─── Stored data ───
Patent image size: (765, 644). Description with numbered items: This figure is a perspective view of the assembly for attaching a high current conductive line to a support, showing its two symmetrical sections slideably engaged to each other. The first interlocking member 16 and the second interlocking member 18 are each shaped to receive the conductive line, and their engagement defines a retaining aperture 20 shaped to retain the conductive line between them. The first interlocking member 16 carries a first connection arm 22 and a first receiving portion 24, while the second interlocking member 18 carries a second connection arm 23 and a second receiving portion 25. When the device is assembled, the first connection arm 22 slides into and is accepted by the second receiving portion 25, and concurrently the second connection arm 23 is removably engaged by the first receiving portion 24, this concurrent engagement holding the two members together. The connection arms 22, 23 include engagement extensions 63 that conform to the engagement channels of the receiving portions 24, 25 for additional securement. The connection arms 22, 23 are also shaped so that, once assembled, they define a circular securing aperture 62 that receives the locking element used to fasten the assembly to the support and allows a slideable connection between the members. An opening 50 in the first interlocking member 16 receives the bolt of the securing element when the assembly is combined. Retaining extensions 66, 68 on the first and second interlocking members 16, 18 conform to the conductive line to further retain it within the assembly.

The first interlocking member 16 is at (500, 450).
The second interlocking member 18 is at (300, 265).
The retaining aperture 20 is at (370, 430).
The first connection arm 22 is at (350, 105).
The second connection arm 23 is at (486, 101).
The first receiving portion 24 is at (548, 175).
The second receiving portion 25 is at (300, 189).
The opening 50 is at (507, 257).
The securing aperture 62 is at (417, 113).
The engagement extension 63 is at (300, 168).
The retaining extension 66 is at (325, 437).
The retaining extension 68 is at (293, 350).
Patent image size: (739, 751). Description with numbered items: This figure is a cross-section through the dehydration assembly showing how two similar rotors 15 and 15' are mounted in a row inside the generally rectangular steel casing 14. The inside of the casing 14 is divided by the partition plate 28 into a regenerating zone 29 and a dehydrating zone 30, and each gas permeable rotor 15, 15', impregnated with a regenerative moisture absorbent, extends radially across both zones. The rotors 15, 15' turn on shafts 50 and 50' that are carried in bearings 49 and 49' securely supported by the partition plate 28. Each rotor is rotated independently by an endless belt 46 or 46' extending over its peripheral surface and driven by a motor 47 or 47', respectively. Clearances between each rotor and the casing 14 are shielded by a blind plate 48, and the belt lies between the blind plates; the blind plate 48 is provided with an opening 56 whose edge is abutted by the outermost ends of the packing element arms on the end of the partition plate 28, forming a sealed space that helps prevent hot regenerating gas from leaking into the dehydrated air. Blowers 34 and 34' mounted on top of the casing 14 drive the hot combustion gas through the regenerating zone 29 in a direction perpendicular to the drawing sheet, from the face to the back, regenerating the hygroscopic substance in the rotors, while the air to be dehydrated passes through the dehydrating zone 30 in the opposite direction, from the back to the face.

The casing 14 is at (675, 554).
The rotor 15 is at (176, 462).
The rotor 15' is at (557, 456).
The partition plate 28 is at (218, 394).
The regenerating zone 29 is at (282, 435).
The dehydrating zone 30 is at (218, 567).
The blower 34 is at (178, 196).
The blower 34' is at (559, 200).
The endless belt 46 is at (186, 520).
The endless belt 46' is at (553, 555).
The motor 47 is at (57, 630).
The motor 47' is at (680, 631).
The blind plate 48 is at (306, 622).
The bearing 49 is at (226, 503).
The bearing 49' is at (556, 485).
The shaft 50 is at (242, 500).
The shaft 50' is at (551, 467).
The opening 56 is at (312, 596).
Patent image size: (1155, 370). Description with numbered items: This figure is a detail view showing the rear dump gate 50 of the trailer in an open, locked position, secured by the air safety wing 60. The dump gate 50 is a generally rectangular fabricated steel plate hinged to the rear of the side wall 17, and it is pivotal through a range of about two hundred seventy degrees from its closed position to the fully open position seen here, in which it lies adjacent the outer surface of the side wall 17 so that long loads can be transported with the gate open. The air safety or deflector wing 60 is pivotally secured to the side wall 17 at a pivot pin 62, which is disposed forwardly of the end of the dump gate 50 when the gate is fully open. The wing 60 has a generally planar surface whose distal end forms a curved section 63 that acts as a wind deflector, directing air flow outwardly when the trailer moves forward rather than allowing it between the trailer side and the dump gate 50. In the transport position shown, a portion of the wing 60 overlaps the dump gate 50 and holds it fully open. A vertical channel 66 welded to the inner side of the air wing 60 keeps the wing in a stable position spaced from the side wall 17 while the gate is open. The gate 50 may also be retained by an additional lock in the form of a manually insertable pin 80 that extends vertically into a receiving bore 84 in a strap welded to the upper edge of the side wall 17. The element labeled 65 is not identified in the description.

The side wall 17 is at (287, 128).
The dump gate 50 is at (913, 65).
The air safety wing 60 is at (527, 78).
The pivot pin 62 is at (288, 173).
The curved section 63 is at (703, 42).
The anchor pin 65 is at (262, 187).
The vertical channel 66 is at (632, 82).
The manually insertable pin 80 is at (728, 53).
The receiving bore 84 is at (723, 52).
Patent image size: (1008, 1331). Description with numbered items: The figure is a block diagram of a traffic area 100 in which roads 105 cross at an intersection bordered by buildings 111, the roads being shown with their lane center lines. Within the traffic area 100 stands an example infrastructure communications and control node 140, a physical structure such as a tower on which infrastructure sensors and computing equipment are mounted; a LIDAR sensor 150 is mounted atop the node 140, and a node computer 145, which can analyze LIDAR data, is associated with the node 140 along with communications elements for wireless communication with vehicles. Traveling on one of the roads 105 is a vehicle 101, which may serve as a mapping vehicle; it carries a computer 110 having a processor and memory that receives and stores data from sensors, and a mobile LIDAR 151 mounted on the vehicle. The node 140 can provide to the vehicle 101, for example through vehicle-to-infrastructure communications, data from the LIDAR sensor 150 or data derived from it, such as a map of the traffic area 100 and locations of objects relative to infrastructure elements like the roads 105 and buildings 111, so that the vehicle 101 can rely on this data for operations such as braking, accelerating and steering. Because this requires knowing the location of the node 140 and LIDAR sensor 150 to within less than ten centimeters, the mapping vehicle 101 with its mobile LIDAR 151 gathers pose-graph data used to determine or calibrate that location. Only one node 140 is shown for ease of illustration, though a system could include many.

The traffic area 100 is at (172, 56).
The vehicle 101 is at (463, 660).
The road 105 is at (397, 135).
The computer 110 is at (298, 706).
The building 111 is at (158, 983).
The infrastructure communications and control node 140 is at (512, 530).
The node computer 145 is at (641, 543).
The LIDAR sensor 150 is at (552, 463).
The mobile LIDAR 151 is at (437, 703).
───
> Short problem:
Collect every line of the data above that contains the word "endless", copying each one in full.

> Answer:
Patent image size: (739, 751). Description with numbered items: This figure is a cross-section through the dehydration assembly showing how two similar rotors 15 and 15' are mounted in a row inside the generally rectangular steel casing 14. The inside of the casing 14 is divided by the partition plate 28 into a regenerating zone 29 and a dehydrating zone 30, and each gas permeable rotor 15, 15', impregnated with a regenerative moisture absorbent, extends radially across both zones. The rotors 15, 15' turn on shafts 50 and 50' that are carried in bearings 49 and 49' securely supported by the partition plate 28. Each rotor is rotated independently by an endless belt 46 or 46' extending over its peripheral surface and driven by a motor 47 or 47', respectively. Clearances between each rotor and the casing 14 are shielded by a blind plate 48, and the belt lies between the blind plates; the blind plate 48 is provided with an opening 56 whose edge is abutted by the outermost ends of the packing element arms on the end of the partition plate 28, forming a sealed space that helps prevent hot regenerating gas from leaking into the dehydrated air. Blowers 34 and 34' mounted on top of the casing 14 drive the hot combustion gas through the regenerating zone 29 in a direction perpendicular to the drawing sheet, from the face to the back, regenerating the hygroscopic substance in the rotors, while the air to be dehydrated passes through the dehydrating zone 30 in the opposite direction, from the back to the face.
The endless belt 46 is at (186, 520).
The endless belt 46' is at (553, 555).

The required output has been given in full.